# Start of Extracted entries

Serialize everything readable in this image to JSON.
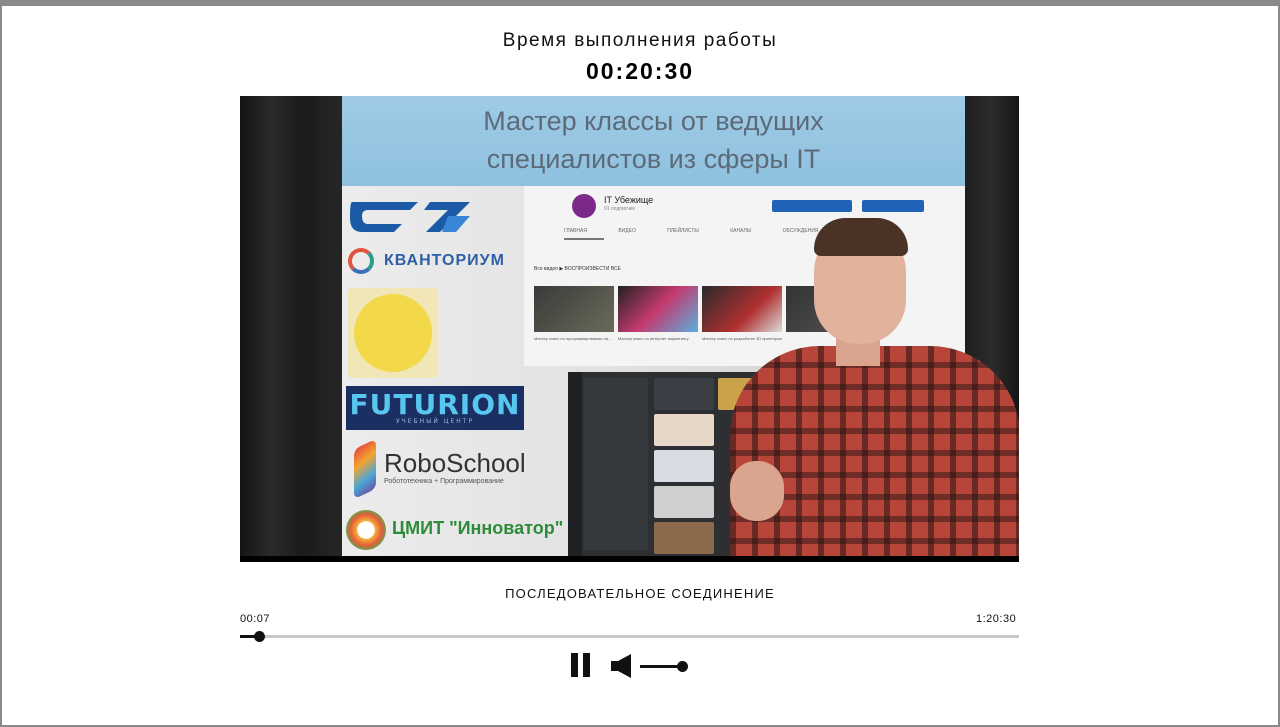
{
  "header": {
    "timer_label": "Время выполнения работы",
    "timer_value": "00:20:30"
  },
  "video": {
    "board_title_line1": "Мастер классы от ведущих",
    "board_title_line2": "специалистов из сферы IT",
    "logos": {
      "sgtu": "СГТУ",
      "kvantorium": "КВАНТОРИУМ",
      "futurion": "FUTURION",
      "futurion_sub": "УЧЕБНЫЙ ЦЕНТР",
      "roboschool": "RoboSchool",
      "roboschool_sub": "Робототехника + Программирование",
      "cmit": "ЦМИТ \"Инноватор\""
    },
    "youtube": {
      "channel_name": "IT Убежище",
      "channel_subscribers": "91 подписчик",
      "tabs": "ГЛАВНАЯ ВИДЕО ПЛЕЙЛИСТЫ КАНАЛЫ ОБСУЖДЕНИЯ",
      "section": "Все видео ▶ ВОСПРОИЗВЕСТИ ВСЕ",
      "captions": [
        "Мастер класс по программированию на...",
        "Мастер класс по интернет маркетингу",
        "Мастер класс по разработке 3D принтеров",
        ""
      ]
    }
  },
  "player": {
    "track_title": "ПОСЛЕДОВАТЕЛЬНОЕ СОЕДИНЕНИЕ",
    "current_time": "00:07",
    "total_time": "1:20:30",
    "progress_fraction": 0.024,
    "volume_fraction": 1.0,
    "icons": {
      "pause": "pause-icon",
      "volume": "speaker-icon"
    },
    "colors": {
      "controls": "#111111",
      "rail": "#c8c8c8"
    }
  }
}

# End of Extracted entries

Write out every line of the data that holds the word "Мастер".

    "board_title_line1": "Мастер классы от ведущих",
        "Мастер класс по программированию на...",
        "Мастер класс по интернет маркетингу",
        "Мастер класс по разработке 3D принтеров",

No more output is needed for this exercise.